▶ _Textauszug_
§

Fraktionsklausur in Prag: Grüne: Ab 2030 keine Verbrennungsmotoren im S-Bahnring

Die Grünen-Fraktion im Berliner Abgeordnetenhaus hat viele Klimaschutz-Ideen. Aber in der Koalition sind davon bisher wenig umgesetzt worden.

Von Sabine Beikler

Tropisch heiße Nächte, Fischsterben, verdorrte Bäume, Zunahme von Starkregen und gesundheitlichen Belastungen: Die Folgen des Klimawandels sind in Berlin schon spürbar. Und es wird noch dramatischer, wenn nicht gehandelt wird. Berlin wandert klimatisch jedes Jahr 20 Kilometer weiter nach Süden und liegt im Jahr 2100 auf der Höhe von Toulouse in Südfrankreich.

Diese Fakten erklärte Fritz A. Reusswig vom Potsdam-Institut für Klimafolgenforschung (PIK) am Freitag auf der Fraktionsklausur der Berliner Grünen in Prag. Mit einem umfänglichen Klimaschutzpaket will die Partei gegensteuern. Bis 2030 sollen Verbrennungsmotoren in der Innenstadt verboten, Solaranlagen auf Dächern von Neubauten verpflichtend werden oder Boni von Vorständen landeseigener Betriebe an die Realisierung von Klimaschutzzielen gekoppelt werden. „Ambitionierte Ziele“ nennt Umweltsenatorin Regine Günther (Grüne) diese Maßnahmen, die die Fraktion beschlossen hat. Ob diese Ziele wirklich umgesetzt werden können? Chefsache ist Klimapolitik in Berlin bisher nicht.

Beispiel Gebäudewirtschaft: Private, öffentliche und industrielle Gebäude machen in Berlin rund 26 Prozent der gesamten CO2-Emission von jährlich 16,9 Millionen Tonnen aus. Aber die Sanierungsrate liegt bei dürftigen 0,9 Prozent. Sie müsste auf mindestens 2,6 Prozent erhöht werden, damit Berlin das Ziel erreicht, bis 2050 eine klimaneutrale Stadt zu sein.

Die Sanierungsfahrpläne für die öffentlichen Gebäude sind noch nicht einmal fertig – obwohl sie schon 2030 klimaneutral sein sollen. „Vorzeigeobjekte“, wie die Grünen die Landesimmobilien gern präsentieren würden, sind die meisten unsanierten Gebäude längst nicht.

Alle Dächer von Neubauten sollen verpflichtend Solardächer erhalten

Die Grünen wollen dafür die „Mittel des Berliner Energie- und Klimaschutzprogramms verstärkt nutzen“. Doch von dem bereitstehenden Geld, 94 Millionen Euro im Haushalt und im Landes-Investitionsfonds Siwana, wurden bisher nur 1,35 Millionen Euro ausgegeben.

§

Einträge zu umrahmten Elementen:
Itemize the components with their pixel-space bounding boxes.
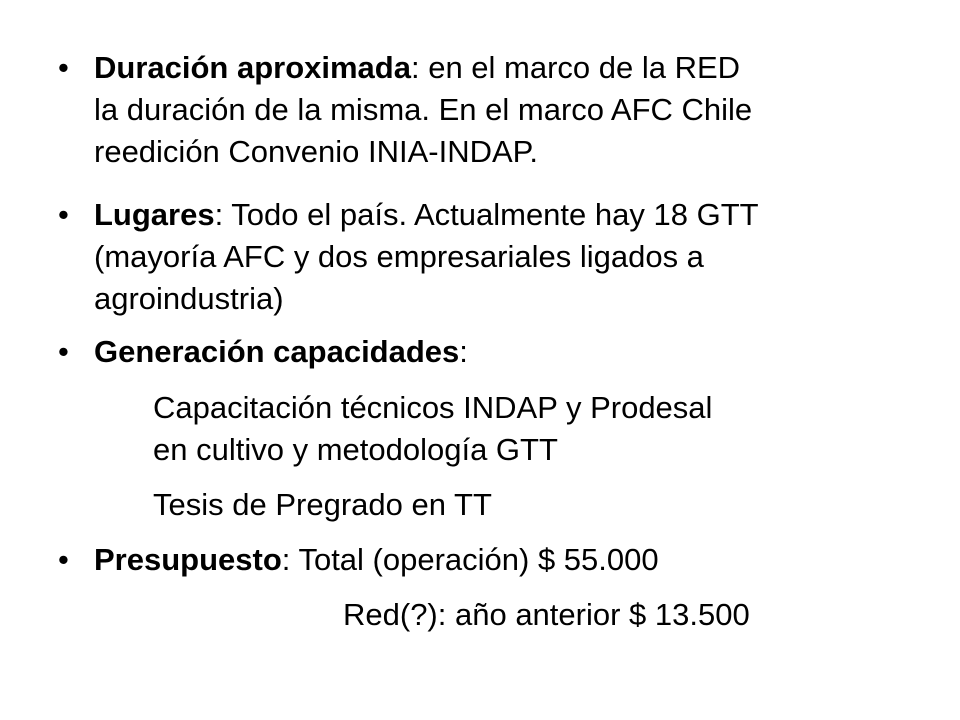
duracion-line-1: Duración aproximada: en el marco de la RED — [94, 50, 741, 85]
generacion-sub-2: en cultivo y metodología GTT — [153, 432, 558, 467]
generacion-sub-1: Capacitación técnicos INDAP y Prodesal — [153, 390, 713, 425]
generacion-sub-3: Tesis de Pregrado en TT — [153, 487, 492, 522]
presupuesto-line-1: Presupuesto: Total (operación) $ 55.000 — [94, 542, 659, 577]
lugares-heading: Lugares — [94, 197, 215, 232]
presupuesto-sub: Red(?): año anterior $ 13.500 — [343, 597, 750, 632]
bullet-marker: • — [58, 197, 69, 232]
duracion-line-3: reedición Convenio INIA-INDAP. — [94, 134, 538, 169]
bullet-marker: • — [58, 542, 69, 577]
generacion-line-1: Generación capacidades: — [94, 334, 468, 369]
lugares-line-3: agroindustria) — [94, 281, 284, 316]
presupuesto-heading: Presupuesto — [94, 542, 282, 577]
duracion-line-2: la duración de la misma. En el marco AFC Chile — [94, 92, 753, 127]
bullet-marker: • — [58, 334, 69, 369]
bullet-marker: • — [58, 50, 69, 85]
generacion-heading: Generación capacidades — [94, 334, 460, 369]
duracion-heading: Duración aproximada — [94, 50, 411, 85]
lugares-line-2: (mayoría AFC y dos empresariales ligados a — [94, 239, 704, 274]
lugares-line-1: Lugares: Todo el país. Actualmente hay 18 GTT — [94, 197, 759, 232]
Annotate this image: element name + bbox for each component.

§

▶ _Aufgaben_
[1] Wie lässt sich der Absatz „Beispiel Gebäudewirtschaft“ aus dem Artikel über die Grünen-Klausur als knappe Stichpunktliste wiedergeben?
[2] Was steht im Artikel über die Grünen-Klausur zu diesen Fragen?
(a) In welcher Stadt fand die Fraktionsklausur der Berliner Grünen statt?
(b) Um wie viele Kilometer wandert Berlin klimatisch jedes Jahr nach Süden?
(c) Wie viel von dem bereitstehenden Geld wurde bisher ausgegeben?

▶ _Lösungen_
[1]
- Private, öffentliche und industrielle Gebäude verursachen rund 26 Prozent der CO2-Emission Berlins von jährlich 16,9 Millionen Tonnen.
- Die Sanierungsrate liegt bei nur 0,9 Prozent.
- Sie müsste auf mindestens 2,6 Prozent steigen, damit Berlin bis 2050 klimaneutral wird.

[2]
(a) In Prag.
(b) Um 20 Kilometer.
(c) 1,35 Millionen Euro.